Stored data

▬▬▬▬▬▬

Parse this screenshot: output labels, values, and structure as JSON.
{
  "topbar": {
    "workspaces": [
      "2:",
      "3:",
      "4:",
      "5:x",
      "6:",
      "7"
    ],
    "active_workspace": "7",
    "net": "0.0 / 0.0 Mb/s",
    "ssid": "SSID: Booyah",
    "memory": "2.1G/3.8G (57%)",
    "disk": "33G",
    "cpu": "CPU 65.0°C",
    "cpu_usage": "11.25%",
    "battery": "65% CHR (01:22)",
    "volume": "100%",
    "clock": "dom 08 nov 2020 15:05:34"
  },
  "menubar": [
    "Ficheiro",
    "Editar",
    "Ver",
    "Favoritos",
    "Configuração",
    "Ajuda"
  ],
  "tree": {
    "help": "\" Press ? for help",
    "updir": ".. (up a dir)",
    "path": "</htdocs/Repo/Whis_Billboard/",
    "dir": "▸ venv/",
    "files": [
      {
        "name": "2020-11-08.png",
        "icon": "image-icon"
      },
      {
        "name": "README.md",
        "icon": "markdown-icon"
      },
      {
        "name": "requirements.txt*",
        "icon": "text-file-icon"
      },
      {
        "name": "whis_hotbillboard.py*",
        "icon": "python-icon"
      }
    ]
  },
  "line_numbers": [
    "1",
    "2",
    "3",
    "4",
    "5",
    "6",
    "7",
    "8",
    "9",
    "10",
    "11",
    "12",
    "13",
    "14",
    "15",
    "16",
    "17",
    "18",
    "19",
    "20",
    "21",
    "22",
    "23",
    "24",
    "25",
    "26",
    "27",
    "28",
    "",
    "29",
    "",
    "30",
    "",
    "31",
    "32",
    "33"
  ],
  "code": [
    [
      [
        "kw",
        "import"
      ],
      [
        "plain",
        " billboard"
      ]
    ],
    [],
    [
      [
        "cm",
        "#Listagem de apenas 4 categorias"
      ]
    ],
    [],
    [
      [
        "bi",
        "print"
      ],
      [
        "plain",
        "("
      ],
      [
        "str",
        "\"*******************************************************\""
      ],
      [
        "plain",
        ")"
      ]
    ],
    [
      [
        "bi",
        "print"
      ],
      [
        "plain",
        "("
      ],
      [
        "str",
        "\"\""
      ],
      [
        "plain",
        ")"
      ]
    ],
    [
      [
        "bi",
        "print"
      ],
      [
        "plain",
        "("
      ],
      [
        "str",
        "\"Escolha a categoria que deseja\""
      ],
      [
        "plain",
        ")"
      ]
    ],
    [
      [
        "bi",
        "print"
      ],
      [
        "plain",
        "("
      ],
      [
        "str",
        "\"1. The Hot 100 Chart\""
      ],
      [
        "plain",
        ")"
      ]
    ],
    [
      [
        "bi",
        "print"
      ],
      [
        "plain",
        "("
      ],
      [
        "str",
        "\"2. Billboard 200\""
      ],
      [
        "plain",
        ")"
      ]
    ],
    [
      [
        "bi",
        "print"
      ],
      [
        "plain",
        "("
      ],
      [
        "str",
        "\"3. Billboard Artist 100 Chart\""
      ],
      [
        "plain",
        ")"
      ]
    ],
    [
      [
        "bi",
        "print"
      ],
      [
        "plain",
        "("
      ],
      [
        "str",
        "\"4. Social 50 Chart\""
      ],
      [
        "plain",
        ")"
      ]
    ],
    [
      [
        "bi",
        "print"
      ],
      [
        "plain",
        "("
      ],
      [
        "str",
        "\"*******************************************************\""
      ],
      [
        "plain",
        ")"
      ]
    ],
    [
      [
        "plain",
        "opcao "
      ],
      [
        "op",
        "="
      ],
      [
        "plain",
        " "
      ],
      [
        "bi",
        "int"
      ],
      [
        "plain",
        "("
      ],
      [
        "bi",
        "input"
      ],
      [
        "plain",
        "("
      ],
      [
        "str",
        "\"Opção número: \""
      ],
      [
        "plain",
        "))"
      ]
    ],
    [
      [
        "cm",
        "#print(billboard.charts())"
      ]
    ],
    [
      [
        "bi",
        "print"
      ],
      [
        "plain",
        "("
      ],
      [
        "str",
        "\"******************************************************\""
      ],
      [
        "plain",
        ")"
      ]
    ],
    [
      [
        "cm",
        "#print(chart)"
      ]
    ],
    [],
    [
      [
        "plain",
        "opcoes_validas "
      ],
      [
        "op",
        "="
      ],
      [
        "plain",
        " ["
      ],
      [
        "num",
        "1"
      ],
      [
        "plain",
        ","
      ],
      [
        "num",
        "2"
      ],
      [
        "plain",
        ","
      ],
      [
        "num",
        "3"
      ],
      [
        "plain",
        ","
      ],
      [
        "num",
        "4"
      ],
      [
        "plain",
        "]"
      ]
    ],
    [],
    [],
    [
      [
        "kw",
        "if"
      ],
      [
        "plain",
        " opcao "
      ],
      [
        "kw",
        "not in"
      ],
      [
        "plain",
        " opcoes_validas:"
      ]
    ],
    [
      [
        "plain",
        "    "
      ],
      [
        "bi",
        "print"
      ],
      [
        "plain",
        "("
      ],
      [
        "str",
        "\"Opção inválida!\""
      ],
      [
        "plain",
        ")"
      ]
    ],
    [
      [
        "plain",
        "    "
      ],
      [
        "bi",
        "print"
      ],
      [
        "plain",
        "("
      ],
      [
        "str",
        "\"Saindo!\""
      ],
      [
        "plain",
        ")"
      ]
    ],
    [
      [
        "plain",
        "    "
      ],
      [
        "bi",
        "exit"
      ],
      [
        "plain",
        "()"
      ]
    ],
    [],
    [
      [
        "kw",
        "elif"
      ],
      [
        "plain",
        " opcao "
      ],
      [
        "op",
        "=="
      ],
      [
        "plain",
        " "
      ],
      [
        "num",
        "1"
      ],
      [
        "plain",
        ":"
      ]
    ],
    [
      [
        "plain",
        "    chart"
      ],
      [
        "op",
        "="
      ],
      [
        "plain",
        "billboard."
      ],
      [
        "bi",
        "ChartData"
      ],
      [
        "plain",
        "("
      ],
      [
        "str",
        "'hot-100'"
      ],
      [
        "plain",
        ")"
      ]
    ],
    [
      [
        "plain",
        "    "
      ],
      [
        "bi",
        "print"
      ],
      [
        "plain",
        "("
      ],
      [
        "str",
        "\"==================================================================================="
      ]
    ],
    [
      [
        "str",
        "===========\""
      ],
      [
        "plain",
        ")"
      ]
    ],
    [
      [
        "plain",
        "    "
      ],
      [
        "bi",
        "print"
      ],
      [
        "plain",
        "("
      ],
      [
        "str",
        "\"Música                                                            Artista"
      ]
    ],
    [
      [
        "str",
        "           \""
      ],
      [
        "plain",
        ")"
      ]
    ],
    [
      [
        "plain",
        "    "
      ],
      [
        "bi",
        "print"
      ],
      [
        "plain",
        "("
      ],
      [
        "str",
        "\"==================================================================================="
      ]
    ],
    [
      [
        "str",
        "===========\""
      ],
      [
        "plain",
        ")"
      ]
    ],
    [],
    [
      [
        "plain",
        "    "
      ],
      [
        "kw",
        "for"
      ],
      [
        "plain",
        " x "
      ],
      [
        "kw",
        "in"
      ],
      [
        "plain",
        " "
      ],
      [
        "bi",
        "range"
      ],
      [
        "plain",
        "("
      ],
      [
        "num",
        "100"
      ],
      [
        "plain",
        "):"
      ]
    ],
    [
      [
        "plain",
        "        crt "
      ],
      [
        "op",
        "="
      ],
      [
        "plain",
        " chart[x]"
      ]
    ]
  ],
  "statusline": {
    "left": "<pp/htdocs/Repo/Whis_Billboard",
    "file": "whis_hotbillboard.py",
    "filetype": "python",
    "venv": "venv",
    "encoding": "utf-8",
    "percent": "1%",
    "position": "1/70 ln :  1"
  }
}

▬▬▬▬▬▬

| Task description |
Select the lines that carry the string "icon" and copy them.

| Exercise response |
        "icon": "image-icon"
        "icon": "markdown-icon"
        "icon": "text-file-icon"
        "icon": "python-icon"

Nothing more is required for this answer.